- **Record excerpts**:
━━━

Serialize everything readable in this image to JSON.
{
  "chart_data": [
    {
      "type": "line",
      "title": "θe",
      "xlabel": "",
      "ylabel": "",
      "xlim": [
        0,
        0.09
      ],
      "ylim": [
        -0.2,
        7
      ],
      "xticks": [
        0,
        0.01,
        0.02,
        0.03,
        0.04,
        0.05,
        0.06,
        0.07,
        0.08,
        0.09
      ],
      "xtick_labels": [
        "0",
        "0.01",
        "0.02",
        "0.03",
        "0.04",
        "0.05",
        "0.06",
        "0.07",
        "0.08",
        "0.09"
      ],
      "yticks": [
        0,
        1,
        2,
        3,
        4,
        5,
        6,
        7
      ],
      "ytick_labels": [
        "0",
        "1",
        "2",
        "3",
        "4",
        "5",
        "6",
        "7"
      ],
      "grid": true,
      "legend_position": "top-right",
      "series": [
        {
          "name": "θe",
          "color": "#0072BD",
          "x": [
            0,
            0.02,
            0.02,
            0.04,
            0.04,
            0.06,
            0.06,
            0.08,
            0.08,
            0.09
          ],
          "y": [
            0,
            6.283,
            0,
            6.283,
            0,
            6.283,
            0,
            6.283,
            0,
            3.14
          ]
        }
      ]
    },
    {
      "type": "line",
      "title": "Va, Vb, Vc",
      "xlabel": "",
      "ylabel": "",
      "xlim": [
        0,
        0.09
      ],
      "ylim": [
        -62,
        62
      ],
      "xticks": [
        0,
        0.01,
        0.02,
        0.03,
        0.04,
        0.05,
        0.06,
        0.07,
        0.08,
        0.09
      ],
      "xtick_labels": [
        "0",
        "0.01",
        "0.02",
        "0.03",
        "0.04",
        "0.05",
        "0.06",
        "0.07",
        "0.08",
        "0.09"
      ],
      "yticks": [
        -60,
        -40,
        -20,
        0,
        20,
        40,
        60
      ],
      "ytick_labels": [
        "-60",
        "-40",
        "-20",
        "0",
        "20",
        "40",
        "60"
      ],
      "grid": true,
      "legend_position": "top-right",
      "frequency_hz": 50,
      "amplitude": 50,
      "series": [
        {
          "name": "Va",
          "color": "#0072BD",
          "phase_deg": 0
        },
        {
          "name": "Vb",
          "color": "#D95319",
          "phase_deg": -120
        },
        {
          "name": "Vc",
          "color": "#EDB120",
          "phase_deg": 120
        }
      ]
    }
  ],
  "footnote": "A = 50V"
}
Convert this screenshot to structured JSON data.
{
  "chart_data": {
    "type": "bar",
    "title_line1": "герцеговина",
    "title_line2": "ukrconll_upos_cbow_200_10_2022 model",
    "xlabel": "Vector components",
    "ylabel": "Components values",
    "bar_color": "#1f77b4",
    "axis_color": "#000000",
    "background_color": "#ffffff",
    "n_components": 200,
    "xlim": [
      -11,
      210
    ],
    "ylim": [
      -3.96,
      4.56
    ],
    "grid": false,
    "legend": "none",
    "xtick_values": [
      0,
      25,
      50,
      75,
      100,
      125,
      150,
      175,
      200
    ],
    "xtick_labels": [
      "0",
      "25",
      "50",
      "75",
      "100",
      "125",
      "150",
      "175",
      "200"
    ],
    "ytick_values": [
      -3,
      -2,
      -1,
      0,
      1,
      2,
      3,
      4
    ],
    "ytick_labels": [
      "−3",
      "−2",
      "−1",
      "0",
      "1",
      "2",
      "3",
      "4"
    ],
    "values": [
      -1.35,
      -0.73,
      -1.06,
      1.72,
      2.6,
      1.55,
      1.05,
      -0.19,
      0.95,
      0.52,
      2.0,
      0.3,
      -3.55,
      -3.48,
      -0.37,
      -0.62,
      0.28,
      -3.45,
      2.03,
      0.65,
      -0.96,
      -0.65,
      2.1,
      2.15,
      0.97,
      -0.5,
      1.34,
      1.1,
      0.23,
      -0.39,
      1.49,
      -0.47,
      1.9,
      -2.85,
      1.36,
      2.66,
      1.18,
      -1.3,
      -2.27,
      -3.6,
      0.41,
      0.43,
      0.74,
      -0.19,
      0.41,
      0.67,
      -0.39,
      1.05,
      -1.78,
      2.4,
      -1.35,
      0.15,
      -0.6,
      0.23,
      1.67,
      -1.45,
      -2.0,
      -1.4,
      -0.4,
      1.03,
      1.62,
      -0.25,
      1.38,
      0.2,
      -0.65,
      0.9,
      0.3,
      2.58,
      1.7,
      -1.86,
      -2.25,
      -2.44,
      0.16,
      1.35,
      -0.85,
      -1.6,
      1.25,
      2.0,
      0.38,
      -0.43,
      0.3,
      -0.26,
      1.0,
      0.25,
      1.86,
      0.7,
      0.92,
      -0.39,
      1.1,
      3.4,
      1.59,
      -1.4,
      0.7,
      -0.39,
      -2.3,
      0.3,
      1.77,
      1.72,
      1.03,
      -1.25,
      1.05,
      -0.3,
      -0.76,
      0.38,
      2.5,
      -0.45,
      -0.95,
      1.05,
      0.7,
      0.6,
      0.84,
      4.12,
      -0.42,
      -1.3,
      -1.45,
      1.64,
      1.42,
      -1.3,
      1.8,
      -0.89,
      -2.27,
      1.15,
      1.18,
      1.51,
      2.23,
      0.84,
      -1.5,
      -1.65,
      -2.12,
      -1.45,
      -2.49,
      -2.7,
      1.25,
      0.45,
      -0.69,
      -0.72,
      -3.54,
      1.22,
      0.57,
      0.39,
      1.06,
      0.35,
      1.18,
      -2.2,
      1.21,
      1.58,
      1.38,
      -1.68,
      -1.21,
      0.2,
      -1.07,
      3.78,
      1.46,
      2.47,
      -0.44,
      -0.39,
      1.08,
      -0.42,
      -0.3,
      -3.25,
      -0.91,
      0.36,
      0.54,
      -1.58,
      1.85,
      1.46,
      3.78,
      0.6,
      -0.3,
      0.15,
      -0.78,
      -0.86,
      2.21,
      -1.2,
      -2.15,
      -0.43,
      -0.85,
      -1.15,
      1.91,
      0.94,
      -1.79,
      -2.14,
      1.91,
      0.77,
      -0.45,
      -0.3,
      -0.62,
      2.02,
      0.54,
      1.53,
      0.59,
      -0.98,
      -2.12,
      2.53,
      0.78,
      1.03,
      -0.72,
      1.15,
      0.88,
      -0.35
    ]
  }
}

━━━

- **What to do**:
The records above must be output exactly, in full.

- **Written response**:
Serialize everything readable in this image to JSON.
{
  "chart_data": [
    {
      "type": "line",
      "title": "θe",
      "xlabel": "",
      "ylabel": "",
      "xlim": [
        0,
        0.09
      ],
      "ylim": [
        -0.2,
        7
      ],
      "xticks": [
        0,
        0.01,
        0.02,
        0.03,
        0.04,
        0.05,
        0.06,
        0.07,
        0.08,
        0.09
      ],
      "xtick_labels": [
        "0",
        "0.01",
        "0.02",
        "0.03",
        "0.04",
        "0.05",
        "0.06",
        "0.07",
        "0.08",
        "0.09"
      ],
      "yticks": [
        0,
        1,
        2,
        3,
        4,
        5,
        6,
        7
      ],
      "ytick_labels": [
        "0",
        "1",
        "2",
        "3",
        "4",
        "5",
        "6",
        "7"
      ],
      "grid": true,
      "legend_position": "top-right",
      "series": [
        {
          "name": "θe",
          "color": "#0072BD",
          "x": [
            0,
            0.02,
            0.02,
            0.04,
            0.04,
            0.06,
            0.06,
            0.08,
            0.08,
            0.09
          ],
          "y": [
            0,
            6.283,
            0,
            6.283,
            0,
            6.283,
            0,
            6.283,
            0,
            3.14
          ]
        }
      ]
    },
    {
      "type": "line",
      "title": "Va, Vb, Vc",
      "xlabel": "",
      "ylabel": "",
      "xlim": [
        0,
        0.09
      ],
      "ylim": [
        -62,
        62
      ],
      "xticks": [
        0,
        0.01,
        0.02,
        0.03,
        0.04,
        0.05,
        0.06,
        0.07,
        0.08,
        0.09
      ],
      "xtick_labels": [
        "0",
        "0.01",
        "0.02",
        "0.03",
        "0.04",
        "0.05",
        "0.06",
        "0.07",
        "0.08",
        "0.09"
      ],
      "yticks": [
        -60,
        -40,
        -20,
        0,
        20,
        40,
        60
      ],
      "ytick_labels": [
        "-60",
        "-40",
        "-20",
        "0",
        "20",
        "40",
        "60"
      ],
      "grid": true,
      "legend_position": "top-right",
      "frequency_hz": 50,
      "amplitude": 50,
      "series": [
        {
          "name": "Va",
          "color": "#0072BD",
          "phase_deg": 0
        },
        {
          "name": "Vb",
          "color": "#D95319",
          "phase_deg": -120
        },
        {
          "name": "Vc",
          "color": "#EDB120",
          "phase_deg": 120
        }
      ]
    }
  ],
  "footnote": "A = 50V"
}
Convert this screenshot to structured JSON data.
{
  "chart_data": {
    "type": "bar",
    "title_line1": "герцеговина",
    "title_line2": "ukrconll_upos_cbow_200_10_2022 model",
    "xlabel": "Vector components",
    "ylabel": "Components values",
    "bar_color": "#1f77b4",
    "axis_color": "#000000",
    "background_color": "#ffffff",
    "n_components": 200,
    "xlim": [
      -11,
      210
    ],
    "ylim": [
      -3.96,
      4.56
    ],
    "grid": false,
    "legend": "none",
    "xtick_values": [
      0,
      25,
      50,
      75,
      100,
      125,
      150,
      175,
      200
    ],
    "xtick_labels": [
      "0",
      "25",
      "50",
      "75",
      "100",
      "125",
      "150",
      "175",
      "200"
    ],
    "ytick_values": [
      -3,
      -2,
      -1,
      0,
      1,
      2,
      3,
      4
    ],
    "ytick_labels": [
      "−3",
      "−2",
      "−1",
      "0",
      "1",
      "2",
      "3",
      "4"
    ],
    "values": [
      -1.35,
      -0.73,
      -1.06,
      1.72,
      2.6,
      1.55,
      1.05,
      -0.19,
      0.95,
      0.52,
      2.0,
      0.3,
      -3.55,
      -3.48,
      -0.37,
      -0.62,
      0.28,
      -3.45,
      2.03,
      0.65,
      -0.96,
      -0.65,
      2.1,
      2.15,
      0.97,
      -0.5,
      1.34,
      1.1,
      0.23,
      -0.39,
      1.49,
      -0.47,
      1.9,
      -2.85,
      1.36,
      2.66,
      1.18,
      -1.3,
      -2.27,
      -3.6,
      0.41,
      0.43,
      0.74,
      -0.19,
      0.41,
      0.67,
      -0.39,
      1.05,
      -1.78,
      2.4,
      -1.35,
      0.15,
      -0.6,
      0.23,
      1.67,
      -1.45,
      -2.0,
      -1.4,
      -0.4,
      1.03,
      1.62,
      -0.25,
      1.38,
      0.2,
      -0.65,
      0.9,
      0.3,
      2.58,
      1.7,
      -1.86,
      -2.25,
      -2.44,
      0.16,
      1.35,
      -0.85,
      -1.6,
      1.25,
      2.0,
      0.38,
      -0.43,
      0.3,
      -0.26,
      1.0,
      0.25,
      1.86,
      0.7,
      0.92,
      -0.39,
      1.1,
      3.4,
      1.59,
      -1.4,
      0.7,
      -0.39,
      -2.3,
      0.3,
      1.77,
      1.72,
      1.03,
      -1.25,
      1.05,
      -0.3,
      -0.76,
      0.38,
      2.5,
      -0.45,
      -0.95,
      1.05,
      0.7,
      0.6,
      0.84,
      4.12,
      -0.42,
      -1.3,
      -1.45,
      1.64,
      1.42,
      -1.3,
      1.8,
      -0.89,
      -2.27,
      1.15,
      1.18,
      1.51,
      2.23,
      0.84,
      -1.5,
      -1.65,
      -2.12,
      -1.45,
      -2.49,
      -2.7,
      1.25,
      0.45,
      -0.69,
      -0.72,
      -3.54,
      1.22,
      0.57,
      0.39,
      1.06,
      0.35,
      1.18,
      -2.2,
      1.21,
      1.58,
      1.38,
      -1.68,
      -1.21,
      0.2,
      -1.07,
      3.78,
      1.46,
      2.47,
      -0.44,
      -0.39,
      1.08,
      -0.42,
      -0.3,
      -3.25,
      -0.91,
      0.36,
      0.54,
      -1.58,
      1.85,
      1.46,
      3.78,
      0.6,
      -0.3,
      0.15,
      -0.78,
      -0.86,
      2.21,
      -1.2,
      -2.15,
      -0.43,
      -0.85,
      -1.15,
      1.91,
      0.94,
      -1.79,
      -2.14,
      1.91,
      0.77,
      -0.45,
      -0.3,
      -0.62,
      2.02,
      0.54,
      1.53,
      0.59,
      -0.98,
      -2.12,
      2.53,
      0.78,
      1.03,
      -0.72,
      1.15,
      0.88,
      -0.35
    ]
  }
}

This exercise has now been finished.